What is needed - Give back the full listing verbatim, apart from its images.

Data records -
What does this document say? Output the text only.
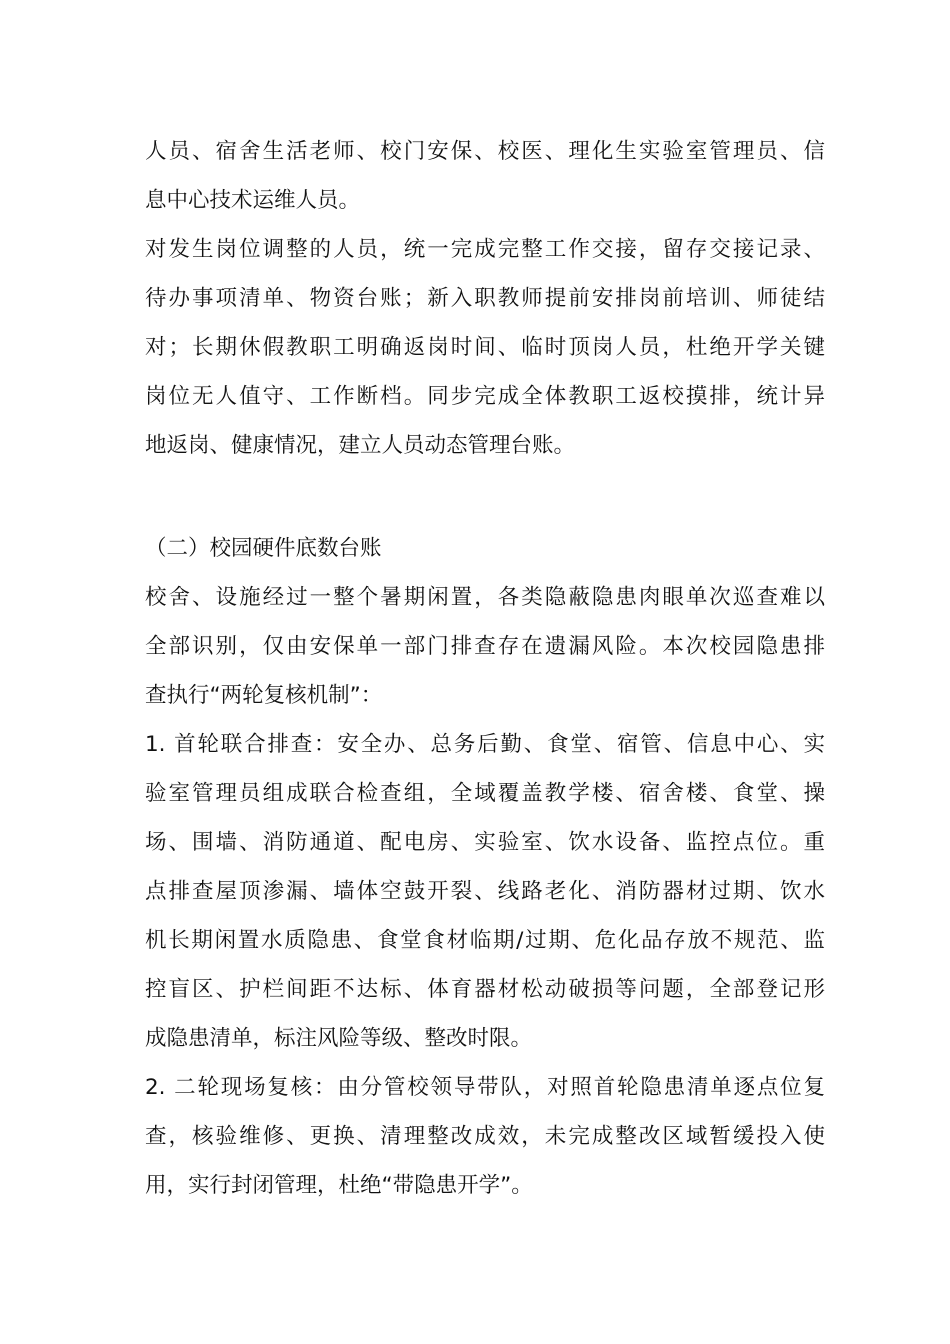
人员、宿舍生活老师、校门安保、校医、理化生实验室管理员、信
息中心技术运维人员。
对发生岗位调整的人员，统一完成完整工作交接，留存交接记录、
待办事项清单、物资台账；新入职教师提前安排岗前培训、师徒结
对；长期休假教职工明确返岗时间、临时顶岗人员，杜绝开学关键
岗位无人值守、工作断档。同步完成全体教职工返校摸排，统计异
地返岗、健康情况，建立人员动态管理台账。
（二）校园硬件底数台账
校舍、设施经过一整个暑期闲置，各类隐蔽隐患肉眼单次巡查难以
全部识别，仅由安保单一部门排查存在遗漏风险。本次校园隐患排
查执行“两轮复核机制”：
1. 首轮联合排查：安全办、总务后勤、食堂、宿管、信息中心、实
验室管理员组成联合检查组，全域覆盖教学楼、宿舍楼、食堂、操
场、围墙、消防通道、配电房、实验室、饮水设备、监控点位。重
点排查屋顶渗漏、墙体空鼓开裂、线路老化、消防器材过期、饮水
机长期闲置水质隐患、食堂食材临期/过期、危化品存放不规范、监
控盲区、护栏间距不达标、体育器材松动破损等问题，全部登记形
成隐患清单，标注风险等级、整改时限。
2. 二轮现场复核：由分管校领导带队，对照首轮隐患清单逐点位复
查，核验维修、更换、清理整改成效，未完成整改区域暂缓投入使
用，实行封闭管理，杜绝“带隐患开学”。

Exercise solution -
What does this document say? Output the text only.
人员、宿舍生活老师、校门安保、校医、理化生实验室管理员、信
息中心技术运维人员。
对发生岗位调整的人员，统一完成完整工作交接，留存交接记录、
待办事项清单、物资台账；新入职教师提前安排岗前培训、师徒结
对；长期休假教职工明确返岗时间、临时顶岗人员，杜绝开学关键
岗位无人值守、工作断档。同步完成全体教职工返校摸排，统计异
地返岗、健康情况，建立人员动态管理台账。
（二）校园硬件底数台账
校舍、设施经过一整个暑期闲置，各类隐蔽隐患肉眼单次巡查难以
全部识别，仅由安保单一部门排查存在遗漏风险。本次校园隐患排
查执行“两轮复核机制”：
1. 首轮联合排查：安全办、总务后勤、食堂、宿管、信息中心、实
验室管理员组成联合检查组，全域覆盖教学楼、宿舍楼、食堂、操
场、围墙、消防通道、配电房、实验室、饮水设备、监控点位。重
点排查屋顶渗漏、墙体空鼓开裂、线路老化、消防器材过期、饮水
机长期闲置水质隐患、食堂食材临期/过期、危化品存放不规范、监
控盲区、护栏间距不达标、体育器材松动破损等问题，全部登记形
成隐患清单，标注风险等级、整改时限。
2. 二轮现场复核：由分管校领导带队，对照首轮隐患清单逐点位复
查，核验维修、更换、清理整改成效，未完成整改区域暂缓投入使
用，实行封闭管理，杜绝“带隐患开学”。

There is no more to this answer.